> Task statement: Every entry must be copied word for word.

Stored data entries
○ ○ ○ ○ ○ ○ ○

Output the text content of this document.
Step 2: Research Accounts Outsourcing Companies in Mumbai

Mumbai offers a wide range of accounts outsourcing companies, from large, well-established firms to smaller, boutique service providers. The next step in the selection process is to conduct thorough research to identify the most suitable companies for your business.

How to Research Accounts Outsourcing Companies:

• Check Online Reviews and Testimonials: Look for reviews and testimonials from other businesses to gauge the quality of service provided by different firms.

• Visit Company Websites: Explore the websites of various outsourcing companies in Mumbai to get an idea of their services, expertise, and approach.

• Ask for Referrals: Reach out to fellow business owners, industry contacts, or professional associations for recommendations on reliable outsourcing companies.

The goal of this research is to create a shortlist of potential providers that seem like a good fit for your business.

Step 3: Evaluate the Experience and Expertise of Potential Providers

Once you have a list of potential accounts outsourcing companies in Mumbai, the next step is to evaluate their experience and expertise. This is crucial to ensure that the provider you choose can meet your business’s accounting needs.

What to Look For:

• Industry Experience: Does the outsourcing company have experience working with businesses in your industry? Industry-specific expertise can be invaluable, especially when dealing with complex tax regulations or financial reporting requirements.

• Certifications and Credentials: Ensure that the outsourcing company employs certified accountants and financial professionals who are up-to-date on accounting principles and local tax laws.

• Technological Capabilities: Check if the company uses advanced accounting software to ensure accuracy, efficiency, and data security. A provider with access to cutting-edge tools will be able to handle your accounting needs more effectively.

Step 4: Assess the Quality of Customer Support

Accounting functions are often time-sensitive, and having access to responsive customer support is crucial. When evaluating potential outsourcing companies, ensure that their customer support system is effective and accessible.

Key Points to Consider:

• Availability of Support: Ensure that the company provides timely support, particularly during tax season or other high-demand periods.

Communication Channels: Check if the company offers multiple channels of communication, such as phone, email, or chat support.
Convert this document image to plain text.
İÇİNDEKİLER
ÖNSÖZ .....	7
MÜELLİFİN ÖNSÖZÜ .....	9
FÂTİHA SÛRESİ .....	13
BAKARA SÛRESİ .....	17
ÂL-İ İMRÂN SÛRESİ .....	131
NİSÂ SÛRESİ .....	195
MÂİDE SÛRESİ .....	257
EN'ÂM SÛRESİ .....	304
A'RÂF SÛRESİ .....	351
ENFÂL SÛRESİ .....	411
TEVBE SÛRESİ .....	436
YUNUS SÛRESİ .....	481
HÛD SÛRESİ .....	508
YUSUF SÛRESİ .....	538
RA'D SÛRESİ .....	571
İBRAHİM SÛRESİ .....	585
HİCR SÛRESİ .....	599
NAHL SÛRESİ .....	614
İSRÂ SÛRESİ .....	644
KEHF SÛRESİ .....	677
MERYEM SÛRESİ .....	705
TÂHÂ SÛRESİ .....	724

○ ○ ○ ○ ○ ○ ○

> Answer:
Output the text content of this document.
Step 2: Research Accounts Outsourcing Companies in Mumbai

Mumbai offers a wide range of accounts outsourcing companies, from large, well-established firms to smaller, boutique service providers. The next step in the selection process is to conduct thorough research to identify the most suitable companies for your business.

How to Research Accounts Outsourcing Companies:

• Check Online Reviews and Testimonials: Look for reviews and testimonials from other businesses to gauge the quality of service provided by different firms.

• Visit Company Websites: Explore the websites of various outsourcing companies in Mumbai to get an idea of their services, expertise, and approach.

• Ask for Referrals: Reach out to fellow business owners, industry contacts, or professional associations for recommendations on reliable outsourcing companies.

The goal of this research is to create a shortlist of potential providers that seem like a good fit for your business.

Step 3: Evaluate the Experience and Expertise of Potential Providers

Once you have a list of potential accounts outsourcing companies in Mumbai, the next step is to evaluate their experience and expertise. This is crucial to ensure that the provider you choose can meet your business’s accounting needs.

What to Look For:

• Industry Experience: Does the outsourcing company have experience working with businesses in your industry? Industry-specific expertise can be invaluable, especially when dealing with complex tax regulations or financial reporting requirements.

• Certifications and Credentials: Ensure that the outsourcing company employs certified accountants and financial professionals who are up-to-date on accounting principles and local tax laws.

• Technological Capabilities: Check if the company uses advanced accounting software to ensure accuracy, efficiency, and data security. A provider with access to cutting-edge tools will be able to handle your accounting needs more effectively.

Step 4: Assess the Quality of Customer Support

Accounting functions are often time-sensitive, and having access to responsive customer support is crucial. When evaluating potential outsourcing companies, ensure that their customer support system is effective and accessible.

Key Points to Consider:

• Availability of Support: Ensure that the company provides timely support, particularly during tax season or other high-demand periods.

Communication Channels: Check if the company offers multiple channels of communication, such as phone, email, or chat support.
Convert this document image to plain text.
İÇİNDEKİLER
ÖNSÖZ .....	7
MÜELLİFİN ÖNSÖZÜ .....	9
FÂTİHA SÛRESİ .....	13
BAKARA SÛRESİ .....	17
ÂL-İ İMRÂN SÛRESİ .....	131
NİSÂ SÛRESİ .....	195
MÂİDE SÛRESİ .....	257
EN'ÂM SÛRESİ .....	304
A'RÂF SÛRESİ .....	351
ENFÂL SÛRESİ .....	411
TEVBE SÛRESİ .....	436
YUNUS SÛRESİ .....	481
HÛD SÛRESİ .....	508
YUSUF SÛRESİ .....	538
RA'D SÛRESİ .....	571
İBRAHİM SÛRESİ .....	585
HİCR SÛRESİ .....	599
NAHL SÛRESİ .....	614
İSRÂ SÛRESİ .....	644
KEHF SÛRESİ .....	677
MERYEM SÛRESİ .....	705
TÂHÂ SÛRESİ .....	724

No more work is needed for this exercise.